■ Instructions for the task:
Pull out every line from the listing that has the word "Fitted".

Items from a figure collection
## Begin

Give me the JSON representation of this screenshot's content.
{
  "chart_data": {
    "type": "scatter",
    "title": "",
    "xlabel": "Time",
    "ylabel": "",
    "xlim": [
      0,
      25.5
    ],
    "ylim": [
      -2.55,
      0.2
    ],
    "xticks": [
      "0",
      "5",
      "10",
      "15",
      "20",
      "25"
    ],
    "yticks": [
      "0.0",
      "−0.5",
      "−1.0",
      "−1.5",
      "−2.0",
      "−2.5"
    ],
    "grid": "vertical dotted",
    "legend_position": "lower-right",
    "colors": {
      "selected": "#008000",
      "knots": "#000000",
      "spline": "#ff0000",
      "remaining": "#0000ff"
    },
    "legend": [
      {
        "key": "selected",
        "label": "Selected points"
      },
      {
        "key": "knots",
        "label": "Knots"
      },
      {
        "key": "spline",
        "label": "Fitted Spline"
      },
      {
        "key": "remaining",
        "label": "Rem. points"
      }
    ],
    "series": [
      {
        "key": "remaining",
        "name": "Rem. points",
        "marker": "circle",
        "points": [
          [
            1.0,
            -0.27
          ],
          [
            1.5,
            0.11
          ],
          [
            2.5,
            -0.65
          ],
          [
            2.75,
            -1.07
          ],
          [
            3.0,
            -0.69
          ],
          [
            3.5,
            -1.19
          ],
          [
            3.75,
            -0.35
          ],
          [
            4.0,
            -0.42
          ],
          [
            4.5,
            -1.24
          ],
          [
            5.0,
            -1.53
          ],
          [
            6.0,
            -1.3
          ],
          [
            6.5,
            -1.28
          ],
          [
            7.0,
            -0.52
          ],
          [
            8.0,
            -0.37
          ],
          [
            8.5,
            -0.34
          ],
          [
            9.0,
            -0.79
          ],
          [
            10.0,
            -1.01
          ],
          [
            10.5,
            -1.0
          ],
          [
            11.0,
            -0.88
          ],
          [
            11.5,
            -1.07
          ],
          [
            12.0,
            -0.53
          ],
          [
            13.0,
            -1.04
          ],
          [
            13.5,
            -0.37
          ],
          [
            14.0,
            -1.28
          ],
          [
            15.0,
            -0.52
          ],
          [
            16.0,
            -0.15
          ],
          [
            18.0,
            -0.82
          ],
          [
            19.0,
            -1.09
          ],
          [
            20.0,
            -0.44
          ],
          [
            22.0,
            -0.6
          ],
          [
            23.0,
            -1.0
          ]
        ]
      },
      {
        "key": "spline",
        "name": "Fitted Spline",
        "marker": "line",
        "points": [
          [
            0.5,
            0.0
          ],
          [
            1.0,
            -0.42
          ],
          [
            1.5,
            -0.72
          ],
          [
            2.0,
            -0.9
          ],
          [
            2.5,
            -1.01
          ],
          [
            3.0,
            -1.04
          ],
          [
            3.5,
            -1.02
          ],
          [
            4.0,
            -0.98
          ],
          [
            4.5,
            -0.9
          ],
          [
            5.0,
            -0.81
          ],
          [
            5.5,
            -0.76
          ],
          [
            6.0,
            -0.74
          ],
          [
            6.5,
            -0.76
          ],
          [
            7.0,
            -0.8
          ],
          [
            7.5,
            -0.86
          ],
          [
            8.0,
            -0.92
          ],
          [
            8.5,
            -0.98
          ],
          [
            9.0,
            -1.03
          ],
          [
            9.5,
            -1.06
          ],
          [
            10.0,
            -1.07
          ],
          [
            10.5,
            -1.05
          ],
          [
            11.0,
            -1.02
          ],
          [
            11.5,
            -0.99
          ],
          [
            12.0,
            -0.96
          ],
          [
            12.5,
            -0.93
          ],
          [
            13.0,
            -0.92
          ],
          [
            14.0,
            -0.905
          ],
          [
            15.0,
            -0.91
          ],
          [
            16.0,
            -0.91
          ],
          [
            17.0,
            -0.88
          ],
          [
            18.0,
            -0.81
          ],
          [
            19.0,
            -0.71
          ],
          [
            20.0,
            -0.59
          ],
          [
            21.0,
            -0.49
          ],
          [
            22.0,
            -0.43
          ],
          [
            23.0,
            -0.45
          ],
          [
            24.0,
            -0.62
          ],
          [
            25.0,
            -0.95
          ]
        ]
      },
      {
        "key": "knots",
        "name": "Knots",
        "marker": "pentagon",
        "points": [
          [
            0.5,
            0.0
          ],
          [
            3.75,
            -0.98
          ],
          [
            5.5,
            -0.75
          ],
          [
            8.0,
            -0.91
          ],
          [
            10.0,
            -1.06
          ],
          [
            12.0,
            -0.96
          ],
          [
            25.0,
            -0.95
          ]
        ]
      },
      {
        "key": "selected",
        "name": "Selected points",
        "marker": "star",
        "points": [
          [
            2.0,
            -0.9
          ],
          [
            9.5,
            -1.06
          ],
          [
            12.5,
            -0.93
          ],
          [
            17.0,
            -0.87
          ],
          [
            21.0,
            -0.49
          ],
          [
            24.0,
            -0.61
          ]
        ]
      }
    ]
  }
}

## End

■ Exercise solution:
        "label": "Fitted Spline"
        "name": "Fitted Spline",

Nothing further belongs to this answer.